**Task**: Report all lines holding "tous".

**Dataset content**:
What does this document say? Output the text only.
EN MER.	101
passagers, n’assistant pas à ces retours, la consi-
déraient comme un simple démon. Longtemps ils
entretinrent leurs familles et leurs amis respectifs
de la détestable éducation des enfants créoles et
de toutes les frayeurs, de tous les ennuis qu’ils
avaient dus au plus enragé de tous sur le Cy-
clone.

**Problem solution**:
de toutes les frayeurs, de tous les ennuis qu’ils
avaient dus au plus enragé de tous sur le Cy-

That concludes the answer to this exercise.